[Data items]
Start
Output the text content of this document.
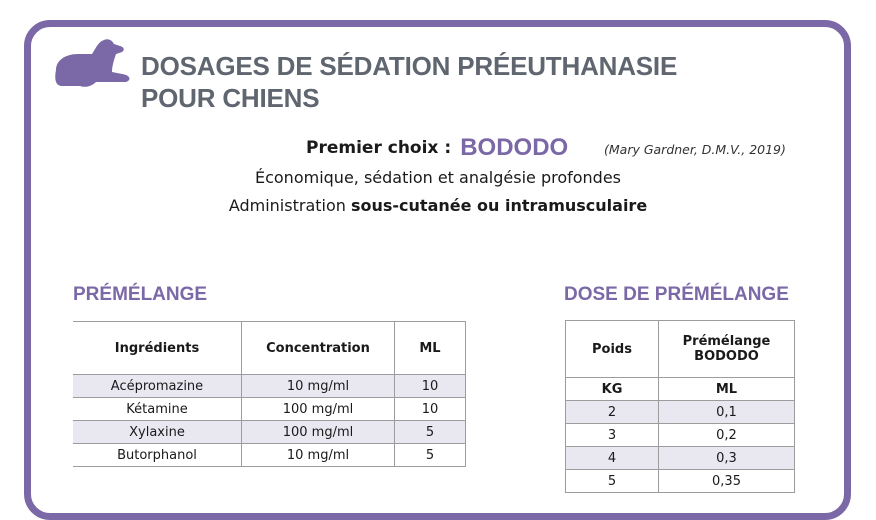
DOSAGES DE SÉDATION PRÉEUTHANASIE
POUR CHIENS
Premier choix : BODODO	(Mary Gardner, D.M.V., 2019)
Économique, sédation et analgésie profondes
Administration sous-cutanée ou intramusculaire
PRÉMÉLANGE	DOSE DE PRÉMÉLANGE
Ingrédients	Concentration	ML
Acépromazine	10 mg/ml	10
Kétamine	100 mg/ml	10
Xylaxine	100 mg/ml	5
Butorphanol	10 mg/ml	5
Poids	Prémélange BODODO
KG	ML
2	0,1
3	0,2
4	0,3
5	0,35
End
▶ _THE PROBLEM_:
Omit every picture, then reproduce the rest of the listing exactly.

▶ _TASK RESPONSE_:
Output the text content of this document.
DOSAGES DE SÉDATION PRÉEUTHANASIE
POUR CHIENS
Premier choix : BODODO	(Mary Gardner, D.M.V., 2019)
Économique, sédation et analgésie profondes
Administration sous-cutanée ou intramusculaire
PRÉMÉLANGE	DOSE DE PRÉMÉLANGE
Ingrédients	Concentration	ML
Acépromazine	10 mg/ml	10
Kétamine	100 mg/ml	10
Xylaxine	100 mg/ml	5
Butorphanol	10 mg/ml	5
Poids	Prémélange BODODO
KG	ML
2	0,1
3	0,2
4	0,3
5	0,35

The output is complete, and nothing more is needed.